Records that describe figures
==========

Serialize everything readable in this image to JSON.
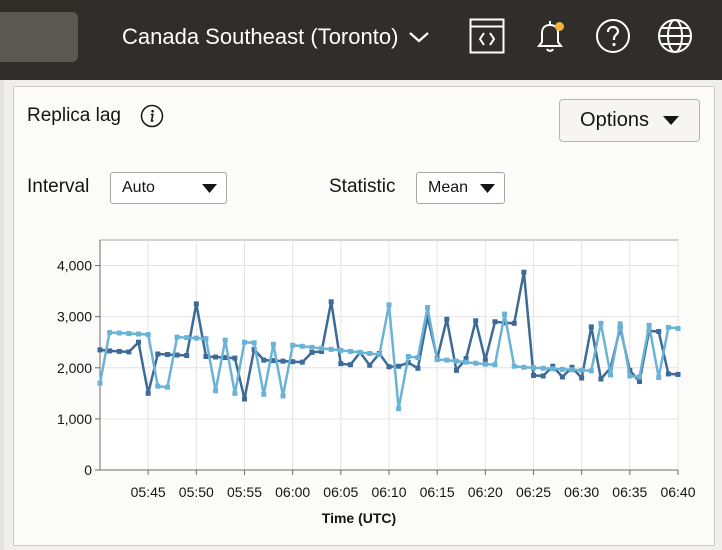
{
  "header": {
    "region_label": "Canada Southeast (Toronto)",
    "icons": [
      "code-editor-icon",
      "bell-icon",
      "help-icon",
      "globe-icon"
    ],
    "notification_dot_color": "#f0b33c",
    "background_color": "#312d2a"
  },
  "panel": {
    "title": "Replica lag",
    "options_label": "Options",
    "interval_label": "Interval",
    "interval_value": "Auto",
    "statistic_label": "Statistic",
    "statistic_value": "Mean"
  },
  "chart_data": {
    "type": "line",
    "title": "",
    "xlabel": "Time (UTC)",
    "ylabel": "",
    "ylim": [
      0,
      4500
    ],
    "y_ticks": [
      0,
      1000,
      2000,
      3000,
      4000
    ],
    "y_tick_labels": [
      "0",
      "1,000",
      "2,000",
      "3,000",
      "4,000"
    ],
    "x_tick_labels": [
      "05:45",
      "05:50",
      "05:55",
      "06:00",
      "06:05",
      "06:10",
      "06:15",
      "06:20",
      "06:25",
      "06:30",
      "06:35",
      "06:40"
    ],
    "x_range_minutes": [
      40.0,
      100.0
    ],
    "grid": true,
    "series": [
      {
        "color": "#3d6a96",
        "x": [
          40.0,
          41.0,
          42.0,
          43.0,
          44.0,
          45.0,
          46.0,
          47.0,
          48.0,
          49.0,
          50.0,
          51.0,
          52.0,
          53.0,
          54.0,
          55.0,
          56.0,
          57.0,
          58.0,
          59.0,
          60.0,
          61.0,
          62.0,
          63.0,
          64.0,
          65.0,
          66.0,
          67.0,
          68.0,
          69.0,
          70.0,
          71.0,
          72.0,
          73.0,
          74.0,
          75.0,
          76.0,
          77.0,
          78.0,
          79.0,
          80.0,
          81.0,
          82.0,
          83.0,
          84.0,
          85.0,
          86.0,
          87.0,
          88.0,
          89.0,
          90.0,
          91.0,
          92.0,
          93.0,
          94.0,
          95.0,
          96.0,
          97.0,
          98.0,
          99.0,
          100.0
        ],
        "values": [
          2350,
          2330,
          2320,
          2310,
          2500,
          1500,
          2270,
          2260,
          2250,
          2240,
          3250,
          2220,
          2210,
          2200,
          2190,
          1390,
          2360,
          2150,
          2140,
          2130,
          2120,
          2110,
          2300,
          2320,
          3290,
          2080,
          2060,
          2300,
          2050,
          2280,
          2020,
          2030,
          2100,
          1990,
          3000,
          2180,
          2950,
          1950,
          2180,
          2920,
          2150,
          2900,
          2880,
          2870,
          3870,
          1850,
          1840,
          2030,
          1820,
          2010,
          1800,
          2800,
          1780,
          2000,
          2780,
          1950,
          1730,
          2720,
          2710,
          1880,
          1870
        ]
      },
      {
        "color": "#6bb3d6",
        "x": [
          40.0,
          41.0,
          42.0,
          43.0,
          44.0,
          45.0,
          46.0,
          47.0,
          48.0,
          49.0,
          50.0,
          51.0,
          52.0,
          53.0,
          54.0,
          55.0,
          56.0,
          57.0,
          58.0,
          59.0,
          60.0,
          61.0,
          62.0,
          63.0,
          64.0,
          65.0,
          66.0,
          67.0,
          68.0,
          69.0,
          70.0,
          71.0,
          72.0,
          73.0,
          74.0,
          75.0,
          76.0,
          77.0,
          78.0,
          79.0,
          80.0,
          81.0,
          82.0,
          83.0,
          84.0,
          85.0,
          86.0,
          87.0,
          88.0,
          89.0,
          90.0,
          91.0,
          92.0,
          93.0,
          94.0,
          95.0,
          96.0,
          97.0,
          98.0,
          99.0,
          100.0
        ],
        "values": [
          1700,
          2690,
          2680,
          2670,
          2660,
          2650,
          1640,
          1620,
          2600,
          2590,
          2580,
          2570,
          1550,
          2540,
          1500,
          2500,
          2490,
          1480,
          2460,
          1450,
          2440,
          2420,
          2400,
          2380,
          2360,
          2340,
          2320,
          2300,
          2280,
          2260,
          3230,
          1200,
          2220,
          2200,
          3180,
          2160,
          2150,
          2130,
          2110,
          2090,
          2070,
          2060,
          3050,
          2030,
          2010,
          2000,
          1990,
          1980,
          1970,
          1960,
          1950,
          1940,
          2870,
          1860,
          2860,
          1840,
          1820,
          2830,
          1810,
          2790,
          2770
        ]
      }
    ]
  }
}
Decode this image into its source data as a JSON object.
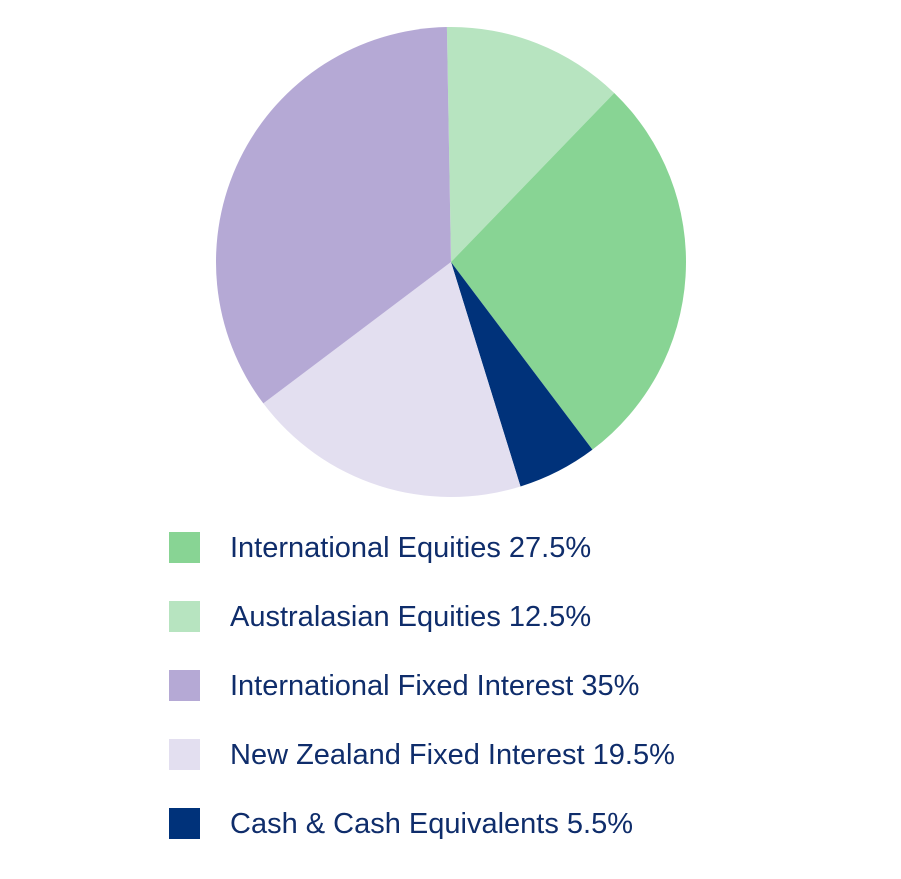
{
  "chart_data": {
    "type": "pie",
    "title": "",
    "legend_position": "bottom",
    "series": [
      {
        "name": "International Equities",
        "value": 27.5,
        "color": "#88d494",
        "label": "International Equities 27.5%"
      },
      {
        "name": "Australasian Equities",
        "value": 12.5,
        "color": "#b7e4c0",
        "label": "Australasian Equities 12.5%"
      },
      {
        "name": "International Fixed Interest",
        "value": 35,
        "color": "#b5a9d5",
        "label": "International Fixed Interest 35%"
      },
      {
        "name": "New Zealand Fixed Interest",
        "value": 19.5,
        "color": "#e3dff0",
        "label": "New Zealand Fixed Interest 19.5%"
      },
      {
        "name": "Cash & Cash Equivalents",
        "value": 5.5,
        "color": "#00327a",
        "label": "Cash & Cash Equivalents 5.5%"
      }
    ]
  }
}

==========

* **Task directions**:
Write the listing above out again exactly, dropping each image.

* **Exercise solution**:
Serialize everything readable in this image to JSON.
{
  "header": {
    "region_label": "Canada Southeast (Toronto)",
    "icons": [
      "code-editor-icon",
      "bell-icon",
      "help-icon",
      "globe-icon"
    ],
    "notification_dot_color": "#f0b33c",
    "background_color": "#312d2a"
  },
  "panel": {
    "title": "Replica lag",
    "options_label": "Options",
    "interval_label": "Interval",
    "interval_value": "Auto",
    "statistic_label": "Statistic",
    "statistic_value": "Mean"
  },
  "chart_data": {
    "type": "line",
    "title": "",
    "xlabel": "Time (UTC)",
    "ylabel": "",
    "ylim": [
      0,
      4500
    ],
    "y_ticks": [
      0,
      1000,
      2000,
      3000,
      4000
    ],
    "y_tick_labels": [
      "0",
      "1,000",
      "2,000",
      "3,000",
      "4,000"
    ],
    "x_tick_labels": [
      "05:45",
      "05:50",
      "05:55",
      "06:00",
      "06:05",
      "06:10",
      "06:15",
      "06:20",
      "06:25",
      "06:30",
      "06:35",
      "06:40"
    ],
    "x_range_minutes": [
      40.0,
      100.0
    ],
    "grid": true,
    "series": [
      {
        "color": "#3d6a96",
        "x": [
          40.0,
          41.0,
          42.0,
          43.0,
          44.0,
          45.0,
          46.0,
          47.0,
          48.0,
          49.0,
          50.0,
          51.0,
          52.0,
          53.0,
          54.0,
          55.0,
          56.0,
          57.0,
          58.0,
          59.0,
          60.0,
          61.0,
          62.0,
          63.0,
          64.0,
          65.0,
          66.0,
          67.0,
          68.0,
          69.0,
          70.0,
          71.0,
          72.0,
          73.0,
          74.0,
          75.0,
          76.0,
          77.0,
          78.0,
          79.0,
          80.0,
          81.0,
          82.0,
          83.0,
          84.0,
          85.0,
          86.0,
          87.0,
          88.0,
          89.0,
          90.0,
          91.0,
          92.0,
          93.0,
          94.0,
          95.0,
          96.0,
          97.0,
          98.0,
          99.0,
          100.0
        ],
        "values": [
          2350,
          2330,
          2320,
          2310,
          2500,
          1500,
          2270,
          2260,
          2250,
          2240,
          3250,
          2220,
          2210,
          2200,
          2190,
          1390,
          2360,
          2150,
          2140,
          2130,
          2120,
          2110,
          2300,
          2320,
          3290,
          2080,
          2060,
          2300,
          2050,
          2280,
          2020,
          2030,
          2100,
          1990,
          3000,
          2180,
          2950,
          1950,
          2180,
          2920,
          2150,
          2900,
          2880,
          2870,
          3870,
          1850,
          1840,
          2030,
          1820,
          2010,
          1800,
          2800,
          1780,
          2000,
          2780,
          1950,
          1730,
          2720,
          2710,
          1880,
          1870
        ]
      },
      {
        "color": "#6bb3d6",
        "x": [
          40.0,
          41.0,
          42.0,
          43.0,
          44.0,
          45.0,
          46.0,
          47.0,
          48.0,
          49.0,
          50.0,
          51.0,
          52.0,
          53.0,
          54.0,
          55.0,
          56.0,
          57.0,
          58.0,
          59.0,
          60.0,
          61.0,
          62.0,
          63.0,
          64.0,
          65.0,
          66.0,
          67.0,
          68.0,
          69.0,
          70.0,
          71.0,
          72.0,
          73.0,
          74.0,
          75.0,
          76.0,
          77.0,
          78.0,
          79.0,
          80.0,
          81.0,
          82.0,
          83.0,
          84.0,
          85.0,
          86.0,
          87.0,
          88.0,
          89.0,
          90.0,
          91.0,
          92.0,
          93.0,
          94.0,
          95.0,
          96.0,
          97.0,
          98.0,
          99.0,
          100.0
        ],
        "values": [
          1700,
          2690,
          2680,
          2670,
          2660,
          2650,
          1640,
          1620,
          2600,
          2590,
          2580,
          2570,
          1550,
          2540,
          1500,
          2500,
          2490,
          1480,
          2460,
          1450,
          2440,
          2420,
          2400,
          2380,
          2360,
          2340,
          2320,
          2300,
          2280,
          2260,
          3230,
          1200,
          2220,
          2200,
          3180,
          2160,
          2150,
          2130,
          2110,
          2090,
          2070,
          2060,
          3050,
          2030,
          2010,
          2000,
          1990,
          1980,
          1970,
          1960,
          1950,
          1940,
          2870,
          1860,
          2860,
          1840,
          1820,
          2830,
          1810,
          2790,
          2770
        ]
      }
    ]
  }
}
Decode this image into its source data as a JSON object.
{
  "chart_data": {
    "type": "pie",
    "title": "",
    "legend_position": "bottom",
    "series": [
      {
        "name": "International Equities",
        "value": 27.5,
        "color": "#88d494",
        "label": "International Equities 27.5%"
      },
      {
        "name": "Australasian Equities",
        "value": 12.5,
        "color": "#b7e4c0",
        "label": "Australasian Equities 12.5%"
      },
      {
        "name": "International Fixed Interest",
        "value": 35,
        "color": "#b5a9d5",
        "label": "International Fixed Interest 35%"
      },
      {
        "name": "New Zealand Fixed Interest",
        "value": 19.5,
        "color": "#e3dff0",
        "label": "New Zealand Fixed Interest 19.5%"
      },
      {
        "name": "Cash & Cash Equivalents",
        "value": 5.5,
        "color": "#00327a",
        "label": "Cash & Cash Equivalents 5.5%"
      }
    ]
  }
}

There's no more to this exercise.